Displays the end of a test case.

:param test_case_execution:Test case being executed.

endtestsuite(test_suite_execution)

Displays the end of a test suite.

:param test_suite_execution:Test suite being executed.

endcampaign(campaign_execution)

Displays the end of the campaign.

Parameters:

campaign_execution – Campaign being executed.

Displays the campaign statistics

scenario.campaignreport module

Campaign reports.

CAMPAIGN_REPORT

Main instance of CampaignReport.

class CampaignReport

Bases: Logger

Campaign report management.

JUnit XML reporting file format:

• Refer to: https://llg.cubic.org/docs/junit/ [CUBIC]

• Other useful resource: https://stackoverflow.com/questions/442556/spec-for-junit-xml-output

__init__()

Configures logging for the CampaignReport class.

_junit_path

JUnit report path being written or read.

writejunitreport(campaign_execution, junit_path)

Generates a JUnit XML report output file.

Parameters:

• campaign_execution – Campaign execution to generate the report for.

• junit_path – Path to write the JUnit report into.

Returns:

True for success, False otherwise.

readjunitreport(junit_path)

Reads the JUnit report.

Parameters:

junit_path – Path of the JUnit file to read.

Returns:

Campaign execution data read from the JUnit file. None when the file could not be read, or its content could not be parsed successfully.

_campaign2xml(xml_doc, campaign_execution)

Campaign JUnit XML generation.

Parameters:

• xml_doc – XML document.

• campaign_execution – Campaign execution to generate the JUnit XML for.

Returns:

Campaign JUnit XML.

_xml2campaign(xml_doc)

Campaign execution reading from JUnit report.

Parameters:

xml_doc – JUnit XML document to read from.

Returns:

Campaign execution data.

_testsuite2xml(xml_doc, test_suite_execution, test_suite_id)

Test suite JUnit XML generation.

Parameters:

• xml_doc – XML document.

• test_suite_execution – Test suite execution to generate the JUnit XML for.

========

Given request 1:
Reproduce word for word the passage of the campaign report documentation starting with "JUnit XML reporting" and going on through "written or read.".
Given request 2:
Render the lines of the entries, starting with their first line and going on through the line with "- title-line: в", as a JSON list of strings with one string per line and blank lines left out.
The documentation excerpt and the entries after it are unrelated material.

========

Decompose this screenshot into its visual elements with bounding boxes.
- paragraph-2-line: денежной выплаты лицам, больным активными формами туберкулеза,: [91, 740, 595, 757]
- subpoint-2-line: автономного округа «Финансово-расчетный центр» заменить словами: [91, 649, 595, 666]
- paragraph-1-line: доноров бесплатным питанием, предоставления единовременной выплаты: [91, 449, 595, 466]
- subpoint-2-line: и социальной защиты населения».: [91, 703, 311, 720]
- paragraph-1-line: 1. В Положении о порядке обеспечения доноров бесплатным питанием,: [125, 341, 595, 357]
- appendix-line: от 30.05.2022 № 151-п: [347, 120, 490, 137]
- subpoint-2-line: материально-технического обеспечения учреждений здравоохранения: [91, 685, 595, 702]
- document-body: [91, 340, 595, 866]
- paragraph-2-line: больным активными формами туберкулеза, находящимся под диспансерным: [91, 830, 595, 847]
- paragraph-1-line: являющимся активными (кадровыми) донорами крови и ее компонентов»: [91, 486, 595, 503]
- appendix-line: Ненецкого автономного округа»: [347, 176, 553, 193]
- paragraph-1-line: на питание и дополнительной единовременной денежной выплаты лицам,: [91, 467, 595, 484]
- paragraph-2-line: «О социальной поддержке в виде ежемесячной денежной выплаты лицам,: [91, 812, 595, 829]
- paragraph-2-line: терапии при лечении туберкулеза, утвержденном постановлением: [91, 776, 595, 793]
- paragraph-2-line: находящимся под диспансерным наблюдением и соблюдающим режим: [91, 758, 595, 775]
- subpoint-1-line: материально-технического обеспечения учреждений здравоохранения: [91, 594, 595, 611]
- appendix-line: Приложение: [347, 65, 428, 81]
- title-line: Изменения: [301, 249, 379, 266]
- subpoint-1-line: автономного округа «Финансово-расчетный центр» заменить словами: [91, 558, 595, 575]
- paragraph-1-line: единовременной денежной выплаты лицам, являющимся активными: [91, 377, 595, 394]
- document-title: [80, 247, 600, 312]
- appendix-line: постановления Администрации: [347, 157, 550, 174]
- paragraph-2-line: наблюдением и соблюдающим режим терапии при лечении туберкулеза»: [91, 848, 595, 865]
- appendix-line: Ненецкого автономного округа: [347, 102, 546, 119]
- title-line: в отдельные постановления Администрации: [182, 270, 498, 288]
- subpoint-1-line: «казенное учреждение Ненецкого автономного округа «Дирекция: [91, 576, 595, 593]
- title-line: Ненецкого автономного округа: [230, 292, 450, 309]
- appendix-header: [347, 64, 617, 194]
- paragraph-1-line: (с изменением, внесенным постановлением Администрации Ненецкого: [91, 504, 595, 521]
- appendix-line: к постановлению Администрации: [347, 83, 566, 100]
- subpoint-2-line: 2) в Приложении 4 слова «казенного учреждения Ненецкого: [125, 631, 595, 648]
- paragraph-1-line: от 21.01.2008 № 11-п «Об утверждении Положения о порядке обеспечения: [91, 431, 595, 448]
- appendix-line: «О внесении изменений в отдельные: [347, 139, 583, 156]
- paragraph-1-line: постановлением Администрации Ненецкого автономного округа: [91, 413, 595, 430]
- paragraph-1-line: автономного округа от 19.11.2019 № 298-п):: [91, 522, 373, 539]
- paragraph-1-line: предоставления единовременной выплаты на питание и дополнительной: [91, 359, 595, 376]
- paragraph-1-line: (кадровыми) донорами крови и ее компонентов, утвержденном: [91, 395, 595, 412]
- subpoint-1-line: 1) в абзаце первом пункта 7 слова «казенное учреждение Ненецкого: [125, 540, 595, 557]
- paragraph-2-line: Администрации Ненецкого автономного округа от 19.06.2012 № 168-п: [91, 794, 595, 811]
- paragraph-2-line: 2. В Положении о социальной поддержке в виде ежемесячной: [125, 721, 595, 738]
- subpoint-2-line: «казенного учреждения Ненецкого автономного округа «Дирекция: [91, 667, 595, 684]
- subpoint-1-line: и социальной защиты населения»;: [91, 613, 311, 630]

========

Expected answer 1:
JUnit XML reporting file format:

• Refer to: https://llg.cubic.org/docs/junit/ [CUBIC]

• Other useful resource: https://stackoverflow.com/questions/442556/spec-for-junit-xml-output

__init__()

Configures logging for the CampaignReport class.

_junit_path

JUnit report path being written or read.

Expected answer 2:
[
  "Decompose this screenshot into its visual elements with bounding boxes.",
  "- paragraph-2-line: денежной выплаты лицам, больным активными формами туберкулеза,: [91, 740, 595, 757]",
  "- subpoint-2-line: автономного округа «Финансово-расчетный центр» заменить словами: [91, 649, 595, 666]",
  "- paragraph-1-line: доноров бесплатным питанием, предоставления единовременной выплаты: [91, 449, 595, 466]",
  "- subpoint-2-line: и социальной защиты населения».: [91, 703, 311, 720]",
  "- paragraph-1-line: 1. В Положении о порядке обеспечения доноров бесплатным питанием,: [125, 341, 595, 357]",
  "- appendix-line: от 30.05.2022 № 151-п: [347, 120, 490, 137]",
  "- subpoint-2-line: материально-технического обеспечения учреждений здравоохранения: [91, 685, 595, 702]",
  "- document-body: [91, 340, 595, 866]",
  "- paragraph-2-line: больным активными формами туберкулеза, находящимся под диспансерным: [91, 830, 595, 847]",
  "- paragraph-1-line: являющимся активными (кадровыми) донорами крови и ее компонентов»: [91, 486, 595, 503]",
  "- appendix-line: Ненецкого автономного округа»: [347, 176, 553, 193]",
  "- paragraph-1-line: на питание и дополнительной единовременной денежной выплаты лицам,: [91, 467, 595, 484]",
  "- paragraph-2-line: «О социальной поддержке в виде ежемесячной денежной выплаты лицам,: [91, 812, 595, 829]",
  "- paragraph-2-line: терапии при лечении туберкулеза, утвержденном постановлением: [91, 776, 595, 793]",
  "- paragraph-2-line: находящимся под диспансерным наблюдением и соблюдающим режим: [91, 758, 595, 775]",
  "- subpoint-1-line: материально-технического обеспечения учреждений здравоохранения: [91, 594, 595, 611]",
  "- appendix-line: Приложение: [347, 65, 428, 81]",
  "- title-line: Изменения: [301, 249, 379, 266]",
  "- subpoint-1-line: автономного округа «Финансово-расчетный центр» заменить словами: [91, 558, 595, 575]",
  "- paragraph-1-line: единовременной денежной выплаты лицам, являющимся активными: [91, 377, 595, 394]",
  "- document-title: [80, 247, 600, 312]",
  "- appendix-line: постановления Администрации: [347, 157, 550, 174]",
  "- paragraph-2-line: наблюдением и соблюдающим режим терапии при лечении туберкулеза»: [91, 848, 595, 865]",
  "- appendix-line: Ненецкого автономного округа: [347, 102, 546, 119]",
  "- title-line: в отдельные постановления Администрации: [182, 270, 498, 288]"
]